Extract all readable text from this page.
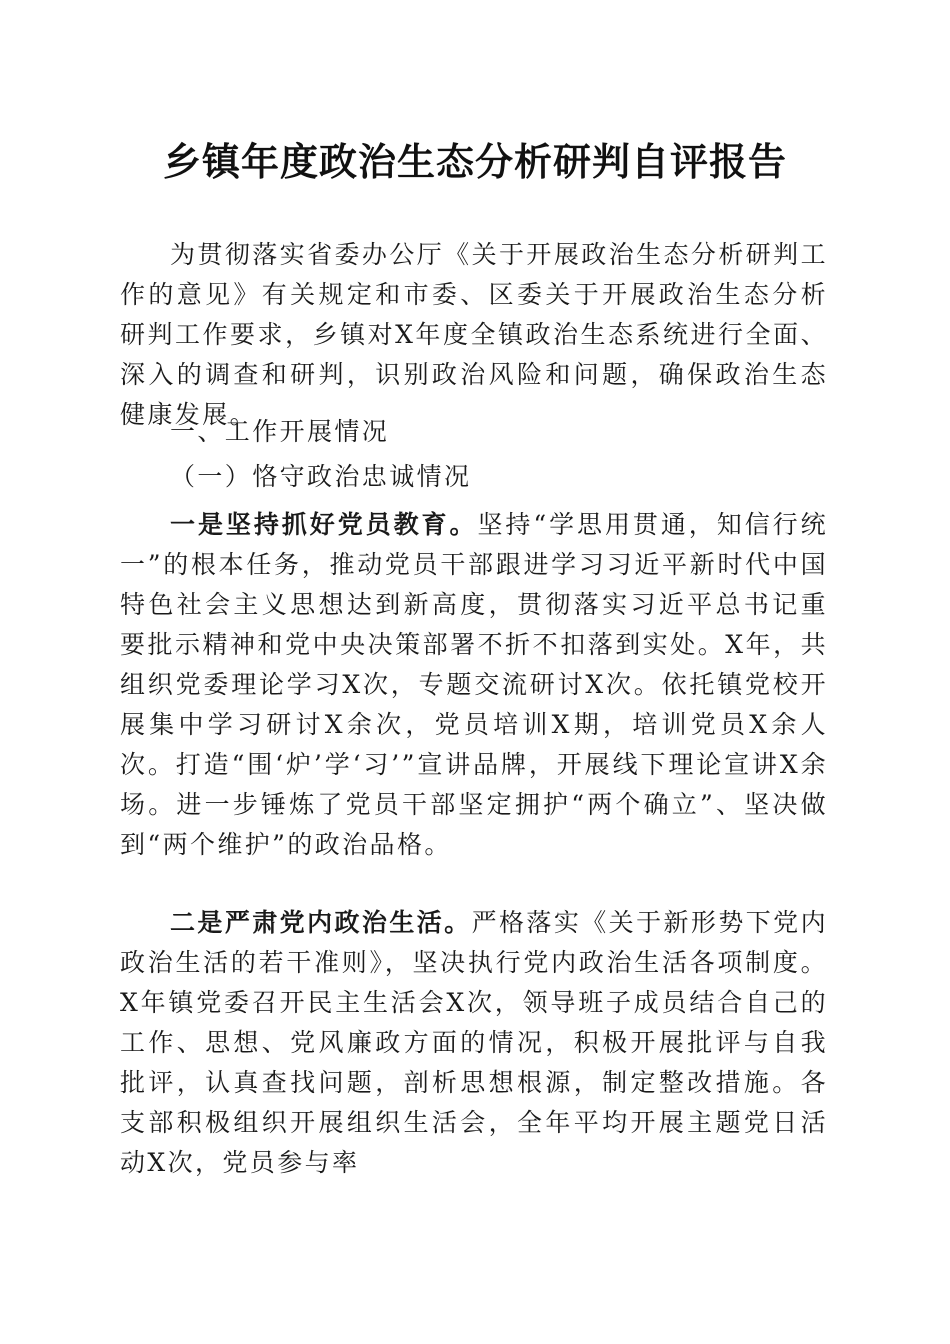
乡镇年度政治生态分析研判自评报告

为贯彻落实省委办公厅《关于开展政治生态分析研判工作的意见》有关规定和市委、区委关于开展政治生态分析研判工作要求，乡镇对X年度全镇政治生态系统进行全面、深入的调查和研判，识别政治风险和问题，确保政治生态健康发展。

一、工作开展情况

（一）恪守政治忠诚情况

一是坚持抓好党员教育。坚持“学思用贯通，知信行统一”的根本任务，推动党员干部跟进学习习近平新时代中国特色社会主义思想达到新高度，贯彻落实习近平总书记重要批示精神和党中央决策部署不折不扣落到实处。X年，共组织党委理论学习X次，专题交流研讨X次。依托镇党校开展集中学习研讨X余次，党员培训X期，培训党员X余人次。打造“围‘炉’学‘习’”宣讲品牌，开展线下理论宣讲X余场。进一步锤炼了党员干部坚定拥护“两个确立”、坚决做到“两个维护”的政治品格。

二是严肃党内政治生活。严格落实《关于新形势下党内政治生活的若干准则》，坚决执行党内政治生活各项制度。X年镇党委召开民主生活会X次，领导班子成员结合自己的工作、思想、党风廉政方面的情况，积极开展批评与自我批评，认真查找问题，剖析思想根源，制定整改措施。各支部积极组织开展组织生活会，全年平均开展主题党日活动X次，党员参与率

- - -

Problem details:
Repeat the material above word for word and skip every image in it.

Task result:
Extract all readable text from this page.
乡镇年度政治生态分析研判自评报告

为贯彻落实省委办公厅《关于开展政治生态分析研判工作的意见》有关规定和市委、区委关于开展政治生态分析研判工作要求，乡镇对X年度全镇政治生态系统进行全面、深入的调查和研判，识别政治风险和问题，确保政治生态健康发展。

一、工作开展情况

（一）恪守政治忠诚情况

一是坚持抓好党员教育。坚持“学思用贯通，知信行统一”的根本任务，推动党员干部跟进学习习近平新时代中国特色社会主义思想达到新高度，贯彻落实习近平总书记重要批示精神和党中央决策部署不折不扣落到实处。X年，共组织党委理论学习X次，专题交流研讨X次。依托镇党校开展集中学习研讨X余次，党员培训X期，培训党员X余人次。打造“围‘炉’学‘习’”宣讲品牌，开展线下理论宣讲X余场。进一步锤炼了党员干部坚定拥护“两个确立”、坚决做到“两个维护”的政治品格。

二是严肃党内政治生活。严格落实《关于新形势下党内政治生活的若干准则》，坚决执行党内政治生活各项制度。X年镇党委召开民主生活会X次，领导班子成员结合自己的工作、思想、党风廉政方面的情况，积极开展批评与自我批评，认真查找问题，剖析思想根源，制定整改措施。各支部积极组织开展组织生活会，全年平均开展主题党日活动X次，党员参与率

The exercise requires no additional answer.